=== Estratto ===

════

Dopo anni di attese, sono partiti i lavori al campetto polivalente. Il progetto fu redatto dalla giunta di centrosinistra guidata da D’Avino, recuperato e avviato ora dal centrodestra di Allocca.
Dopo sette lunghi anni di burocrazia, sono stati avviati ieri i lavori per il campetto polivalente nell’area comunale adiacente la scuola primaria di via Costantinopoli, nel cuore del quartiere Rione Trieste, zona periferica altamente urbanizzata di Somma Vesuviana. Il progetto, redatto e deliberato nel 2005 dall’amministrazione D’Avino e poi recuperato dall’amministrazione Allocca, ha ottenuto i finanziamenti nel 2007 e le dovute autorizzazioni della sovrintendenza nel 2009, è rimasto fermo in qualche cassetto e imbrigliato nelle reti e nelle procedure burocratiche per altri tre anni e, finalmente, ieri, sotto gli occhi increduli della comunità di Rione Trieste, ha iniziato a mostrare i primi segni di vita.

════

=== Consegna 1 ===
Indica se ciascuna affermazione concorda con l'articolo sul campetto polivalente, rispondendo sì o no e citando le parole dell'estratto che lo stabiliscono: (a) il progetto ottenne i finanziamenti nel 2009; (b) il campetto si trova vicino a una scuola primaria; (c) il progetto fu redatto dall'amministrazione Allocca.
=== Consegna 2 ===
Riassumi in due frasi l'articolo sul campetto polivalente.
=== Consegna 3 ===
Procedi con il seguito dell'articolo sul campetto polivalente di Somma Vesuviana, ripartendo dopo l'ultima frase riportata.

════

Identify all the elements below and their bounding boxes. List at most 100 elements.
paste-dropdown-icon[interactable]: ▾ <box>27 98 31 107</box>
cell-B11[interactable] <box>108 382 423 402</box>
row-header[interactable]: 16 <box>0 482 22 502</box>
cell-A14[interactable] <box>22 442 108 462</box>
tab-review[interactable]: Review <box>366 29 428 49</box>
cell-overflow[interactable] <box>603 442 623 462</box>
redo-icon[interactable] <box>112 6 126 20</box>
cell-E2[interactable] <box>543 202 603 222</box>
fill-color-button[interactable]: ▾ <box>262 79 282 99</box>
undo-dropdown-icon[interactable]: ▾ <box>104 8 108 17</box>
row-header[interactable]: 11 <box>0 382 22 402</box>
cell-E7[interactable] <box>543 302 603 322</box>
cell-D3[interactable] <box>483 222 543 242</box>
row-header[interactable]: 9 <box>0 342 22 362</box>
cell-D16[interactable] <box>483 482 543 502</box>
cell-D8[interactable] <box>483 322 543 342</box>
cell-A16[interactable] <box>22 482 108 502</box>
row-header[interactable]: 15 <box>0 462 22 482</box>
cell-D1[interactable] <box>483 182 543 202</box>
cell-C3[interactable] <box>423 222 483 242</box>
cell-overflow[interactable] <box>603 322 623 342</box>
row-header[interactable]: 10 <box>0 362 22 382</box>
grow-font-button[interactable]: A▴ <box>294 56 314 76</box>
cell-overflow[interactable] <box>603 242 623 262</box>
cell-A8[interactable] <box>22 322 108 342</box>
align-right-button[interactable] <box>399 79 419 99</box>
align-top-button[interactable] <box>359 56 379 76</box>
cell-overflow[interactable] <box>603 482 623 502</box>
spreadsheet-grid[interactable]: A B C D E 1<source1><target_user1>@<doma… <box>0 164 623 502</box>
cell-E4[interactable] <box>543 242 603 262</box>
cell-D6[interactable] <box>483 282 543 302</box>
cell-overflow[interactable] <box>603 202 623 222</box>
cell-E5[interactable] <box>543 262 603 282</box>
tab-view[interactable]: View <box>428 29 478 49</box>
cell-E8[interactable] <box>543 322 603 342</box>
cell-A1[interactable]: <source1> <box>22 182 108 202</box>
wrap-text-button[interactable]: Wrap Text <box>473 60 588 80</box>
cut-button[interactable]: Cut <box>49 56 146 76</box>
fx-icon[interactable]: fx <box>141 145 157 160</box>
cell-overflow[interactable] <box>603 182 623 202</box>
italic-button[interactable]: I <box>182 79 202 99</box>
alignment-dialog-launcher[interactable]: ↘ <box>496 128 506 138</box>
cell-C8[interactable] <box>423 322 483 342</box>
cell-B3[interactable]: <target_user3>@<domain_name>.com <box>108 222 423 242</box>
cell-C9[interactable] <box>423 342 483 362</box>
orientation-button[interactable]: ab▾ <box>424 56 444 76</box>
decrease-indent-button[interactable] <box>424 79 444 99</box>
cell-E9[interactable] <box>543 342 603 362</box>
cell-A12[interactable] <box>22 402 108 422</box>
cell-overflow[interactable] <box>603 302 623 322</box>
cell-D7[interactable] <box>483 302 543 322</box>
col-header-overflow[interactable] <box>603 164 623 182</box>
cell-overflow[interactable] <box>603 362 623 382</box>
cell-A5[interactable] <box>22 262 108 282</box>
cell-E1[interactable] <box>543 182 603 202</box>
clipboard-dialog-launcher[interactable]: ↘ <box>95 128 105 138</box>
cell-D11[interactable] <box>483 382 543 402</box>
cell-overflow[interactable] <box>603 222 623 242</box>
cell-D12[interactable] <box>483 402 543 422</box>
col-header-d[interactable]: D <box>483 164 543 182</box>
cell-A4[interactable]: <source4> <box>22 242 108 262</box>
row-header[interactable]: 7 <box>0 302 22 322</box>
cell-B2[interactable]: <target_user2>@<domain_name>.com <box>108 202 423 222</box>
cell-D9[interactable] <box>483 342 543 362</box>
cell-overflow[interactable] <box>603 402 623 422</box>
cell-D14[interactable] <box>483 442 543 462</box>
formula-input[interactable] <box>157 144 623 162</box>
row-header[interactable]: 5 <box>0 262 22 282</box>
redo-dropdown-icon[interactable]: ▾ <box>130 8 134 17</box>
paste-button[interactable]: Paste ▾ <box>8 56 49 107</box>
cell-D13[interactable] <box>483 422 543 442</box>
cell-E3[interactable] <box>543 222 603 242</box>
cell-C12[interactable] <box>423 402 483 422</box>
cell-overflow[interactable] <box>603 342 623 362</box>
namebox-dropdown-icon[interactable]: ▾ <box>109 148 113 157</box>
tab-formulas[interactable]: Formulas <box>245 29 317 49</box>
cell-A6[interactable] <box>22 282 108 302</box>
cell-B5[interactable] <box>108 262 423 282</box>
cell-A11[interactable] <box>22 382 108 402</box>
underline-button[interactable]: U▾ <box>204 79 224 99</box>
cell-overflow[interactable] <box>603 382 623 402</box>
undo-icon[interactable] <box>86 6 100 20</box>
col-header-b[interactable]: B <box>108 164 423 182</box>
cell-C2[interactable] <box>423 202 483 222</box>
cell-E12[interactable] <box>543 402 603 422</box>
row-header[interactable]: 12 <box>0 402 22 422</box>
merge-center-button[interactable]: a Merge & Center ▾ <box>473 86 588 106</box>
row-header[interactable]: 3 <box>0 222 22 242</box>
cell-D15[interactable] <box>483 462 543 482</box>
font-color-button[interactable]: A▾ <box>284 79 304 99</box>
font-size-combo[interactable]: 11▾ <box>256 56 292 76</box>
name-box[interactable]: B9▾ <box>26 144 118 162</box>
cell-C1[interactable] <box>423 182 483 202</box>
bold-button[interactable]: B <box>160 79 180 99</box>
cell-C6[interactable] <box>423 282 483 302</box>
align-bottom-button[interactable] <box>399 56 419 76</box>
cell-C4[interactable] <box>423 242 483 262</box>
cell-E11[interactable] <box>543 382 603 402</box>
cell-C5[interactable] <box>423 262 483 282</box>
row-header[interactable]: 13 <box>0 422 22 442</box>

════

=== Svolgimento 1 ===
(a) No: "ha ottenuto i finanziamenti nel 2007".
(b) Sì: "nell’area comunale adiacente la scuola primaria di via Costantinopoli".
(c) No: "redatto e deliberato nel 2005 dall’amministrazione D’Avino".

=== Svolgimento 2 ===
Dopo sette anni di burocrazia sono partiti i lavori per il campetto polivalente accanto alla scuola primaria di via Costantinopoli, nel quartiere Rione Trieste di Somma Vesuviana. Il progetto, redatto nel 2005 dall'amministrazione D'Avino e recuperato dall'amministrazione Allocca, aveva ottenuto i finanziamenti nel 2007 e le autorizzazioni della sovrintendenza nel 2009, ma era rimasto fermo per altri tre anni.

=== Svolgimento 3 ===
Gli escavatori hanno attraversato per ore l’area irregolare antistante la cosiddetta chiesa vecchia (da anni sconsacrata e attualmente puntellata e transennata perché pericolante e oggetto di sversamenti illeciti di rifiuti e di piccoli ingombrati), per ripulire, estirpare erbacce, smantellare i resti di piccoli muretti e abbattere la vecchia rete con le basi di ferro arrugginite messa su dai ragazzi del quartiere per giocare a pallone. Su quest’area, completamente lasciata all’abbandono e al degrado per tanti anni, confinante con la strada ferrata della circumvesuviana, in un punto della quale c’è anche un tratto senza barriere, sorgerà una piazza attrezzata per passeggiate, giochi e sport.
L’idea progettuale, che porta la firma degli architetti Pasquale D’Avino e Luigi Esposito, è volta essenzialmente: alla realizzazione di una piazza attrezzata nello slargo antistante l’antico sagrato della chiesa di S. Maria di Costantinopoli ed una parte dell’antico asse stradale Reviglione, quello che dal sagrato arriva al ponte della Circumvesuviana; il ripristino dell’asse Reviglione, quello che dal ponte della Circumvesuviana porta a valle fino ad intersecarsi con l’alveo Costantinopoli, prima di raggiungere via Pigno, vecchio ma importante collegamento di Somma Vesuviana con i paesi confinanti a nord ed appartenenti all’agro nolano.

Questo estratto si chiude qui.